▸ **Given entries**:
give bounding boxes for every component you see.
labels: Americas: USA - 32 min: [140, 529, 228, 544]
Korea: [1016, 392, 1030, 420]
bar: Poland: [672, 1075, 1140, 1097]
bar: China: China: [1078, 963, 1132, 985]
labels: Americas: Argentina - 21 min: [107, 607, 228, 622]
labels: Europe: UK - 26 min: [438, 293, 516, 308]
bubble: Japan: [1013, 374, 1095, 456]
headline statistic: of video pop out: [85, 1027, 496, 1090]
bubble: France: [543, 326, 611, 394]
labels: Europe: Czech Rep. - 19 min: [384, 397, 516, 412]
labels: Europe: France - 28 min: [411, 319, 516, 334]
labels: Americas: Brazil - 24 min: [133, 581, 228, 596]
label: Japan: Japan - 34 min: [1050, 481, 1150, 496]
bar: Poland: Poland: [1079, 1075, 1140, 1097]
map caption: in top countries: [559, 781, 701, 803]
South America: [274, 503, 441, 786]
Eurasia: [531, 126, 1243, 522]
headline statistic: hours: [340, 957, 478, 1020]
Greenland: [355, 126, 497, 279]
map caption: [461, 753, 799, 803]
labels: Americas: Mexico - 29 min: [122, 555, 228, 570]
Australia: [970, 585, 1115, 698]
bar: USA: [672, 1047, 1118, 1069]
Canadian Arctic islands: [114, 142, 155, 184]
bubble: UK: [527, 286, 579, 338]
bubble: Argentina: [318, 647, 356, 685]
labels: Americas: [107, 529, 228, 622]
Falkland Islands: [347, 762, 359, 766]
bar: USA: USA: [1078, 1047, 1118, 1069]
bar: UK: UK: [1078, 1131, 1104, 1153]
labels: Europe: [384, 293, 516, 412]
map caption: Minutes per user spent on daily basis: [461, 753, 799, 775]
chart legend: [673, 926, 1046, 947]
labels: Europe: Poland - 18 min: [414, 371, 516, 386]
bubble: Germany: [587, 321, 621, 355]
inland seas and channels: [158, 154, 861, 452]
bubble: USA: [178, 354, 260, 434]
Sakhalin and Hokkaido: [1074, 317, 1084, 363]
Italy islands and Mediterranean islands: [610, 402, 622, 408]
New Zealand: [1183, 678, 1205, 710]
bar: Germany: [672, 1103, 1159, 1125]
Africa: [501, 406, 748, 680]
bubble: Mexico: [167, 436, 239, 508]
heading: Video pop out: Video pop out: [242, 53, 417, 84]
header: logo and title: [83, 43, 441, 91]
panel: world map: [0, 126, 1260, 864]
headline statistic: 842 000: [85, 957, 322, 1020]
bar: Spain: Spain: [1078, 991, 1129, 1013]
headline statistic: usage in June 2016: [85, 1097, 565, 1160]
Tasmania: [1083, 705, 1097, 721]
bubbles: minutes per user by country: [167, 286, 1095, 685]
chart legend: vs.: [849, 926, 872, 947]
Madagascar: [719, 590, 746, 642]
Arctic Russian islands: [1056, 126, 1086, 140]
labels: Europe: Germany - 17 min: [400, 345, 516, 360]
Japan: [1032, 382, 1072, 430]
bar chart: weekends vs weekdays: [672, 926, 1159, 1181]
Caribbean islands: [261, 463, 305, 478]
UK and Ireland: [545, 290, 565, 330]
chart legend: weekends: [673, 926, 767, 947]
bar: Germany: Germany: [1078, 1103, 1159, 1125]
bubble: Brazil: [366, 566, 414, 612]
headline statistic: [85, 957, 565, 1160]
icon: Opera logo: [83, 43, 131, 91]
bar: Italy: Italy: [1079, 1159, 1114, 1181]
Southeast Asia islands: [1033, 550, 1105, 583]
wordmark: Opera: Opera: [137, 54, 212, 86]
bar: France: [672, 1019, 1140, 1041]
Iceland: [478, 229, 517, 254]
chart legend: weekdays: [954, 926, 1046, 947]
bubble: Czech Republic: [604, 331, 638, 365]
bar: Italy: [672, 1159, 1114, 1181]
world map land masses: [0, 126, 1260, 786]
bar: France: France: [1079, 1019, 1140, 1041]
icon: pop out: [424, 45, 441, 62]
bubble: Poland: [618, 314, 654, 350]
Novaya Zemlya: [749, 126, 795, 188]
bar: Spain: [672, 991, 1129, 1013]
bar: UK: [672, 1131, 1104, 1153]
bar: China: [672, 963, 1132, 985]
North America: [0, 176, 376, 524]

▸ **Requirement**: Copy every line of the records above word for word, keeping the same order.

▸ **Output of the exercise**:
give bounding boxes for every component you see.
labels: Americas: USA - 32 min: [140, 529, 228, 544]
Korea: [1016, 392, 1030, 420]
bar: Poland: [672, 1075, 1140, 1097]
bar: China: China: [1078, 963, 1132, 985]
labels: Americas: Argentina - 21 min: [107, 607, 228, 622]
labels: Europe: UK - 26 min: [438, 293, 516, 308]
bubble: Japan: [1013, 374, 1095, 456]
headline statistic: of video pop out: [85, 1027, 496, 1090]
bubble: France: [543, 326, 611, 394]
labels: Europe: Czech Rep. - 19 min: [384, 397, 516, 412]
labels: Europe: France - 28 min: [411, 319, 516, 334]
labels: Americas: Brazil - 24 min: [133, 581, 228, 596]
label: Japan: Japan - 34 min: [1050, 481, 1150, 496]
bar: Poland: Poland: [1079, 1075, 1140, 1097]
map caption: in top countries: [559, 781, 701, 803]
South America: [274, 503, 441, 786]
Eurasia: [531, 126, 1243, 522]
headline statistic: hours: [340, 957, 478, 1020]
Greenland: [355, 126, 497, 279]
map caption: [461, 753, 799, 803]
labels: Americas: Mexico - 29 min: [122, 555, 228, 570]
Australia: [970, 585, 1115, 698]
bar: USA: [672, 1047, 1118, 1069]
Canadian Arctic islands: [114, 142, 155, 184]
bubble: UK: [527, 286, 579, 338]
bubble: Argentina: [318, 647, 356, 685]
labels: Americas: [107, 529, 228, 622]
Falkland Islands: [347, 762, 359, 766]
bar: USA: USA: [1078, 1047, 1118, 1069]
bar: UK: UK: [1078, 1131, 1104, 1153]
labels: Europe: [384, 293, 516, 412]
map caption: Minutes per user spent on daily basis: [461, 753, 799, 775]
chart legend: [673, 926, 1046, 947]
labels: Europe: Poland - 18 min: [414, 371, 516, 386]
bubble: Germany: [587, 321, 621, 355]
inland seas and channels: [158, 154, 861, 452]
bubble: USA: [178, 354, 260, 434]
Sakhalin and Hokkaido: [1074, 317, 1084, 363]
Italy islands and Mediterranean islands: [610, 402, 622, 408]
New Zealand: [1183, 678, 1205, 710]
bar: Germany: [672, 1103, 1159, 1125]
Africa: [501, 406, 748, 680]
bubble: Mexico: [167, 436, 239, 508]
heading: Video pop out: Video pop out: [242, 53, 417, 84]
header: logo and title: [83, 43, 441, 91]
panel: world map: [0, 126, 1260, 864]
headline statistic: 842 000: [85, 957, 322, 1020]
bar: Spain: Spain: [1078, 991, 1129, 1013]
headline statistic: usage in June 2016: [85, 1097, 565, 1160]
Tasmania: [1083, 705, 1097, 721]
bubbles: minutes per user by country: [167, 286, 1095, 685]
chart legend: vs.: [849, 926, 872, 947]
Madagascar: [719, 590, 746, 642]
Arctic Russian islands: [1056, 126, 1086, 140]
labels: Europe: Germany - 17 min: [400, 345, 516, 360]
Japan: [1032, 382, 1072, 430]
bar chart: weekends vs weekdays: [672, 926, 1159, 1181]
Caribbean islands: [261, 463, 305, 478]
UK and Ireland: [545, 290, 565, 330]
chart legend: weekends: [673, 926, 767, 947]
bar: Germany: Germany: [1078, 1103, 1159, 1125]
bubble: Brazil: [366, 566, 414, 612]
headline statistic: [85, 957, 565, 1160]
icon: Opera logo: [83, 43, 131, 91]
bar: Italy: Italy: [1079, 1159, 1114, 1181]
Southeast Asia islands: [1033, 550, 1105, 583]
wordmark: Opera: Opera: [137, 54, 212, 86]
bar: France: [672, 1019, 1140, 1041]
Iceland: [478, 229, 517, 254]
chart legend: weekdays: [954, 926, 1046, 947]
bubble: Czech Republic: [604, 331, 638, 365]
bar: Italy: [672, 1159, 1114, 1181]
world map land masses: [0, 126, 1260, 786]
bar: France: France: [1079, 1019, 1140, 1041]
icon: pop out: [424, 45, 441, 62]
bubble: Poland: [618, 314, 654, 350]
Novaya Zemlya: [749, 126, 795, 188]
bar: Spain: [672, 991, 1129, 1013]
bar: UK: [672, 1131, 1104, 1153]
bar: China: [672, 963, 1132, 985]
North America: [0, 176, 376, 524]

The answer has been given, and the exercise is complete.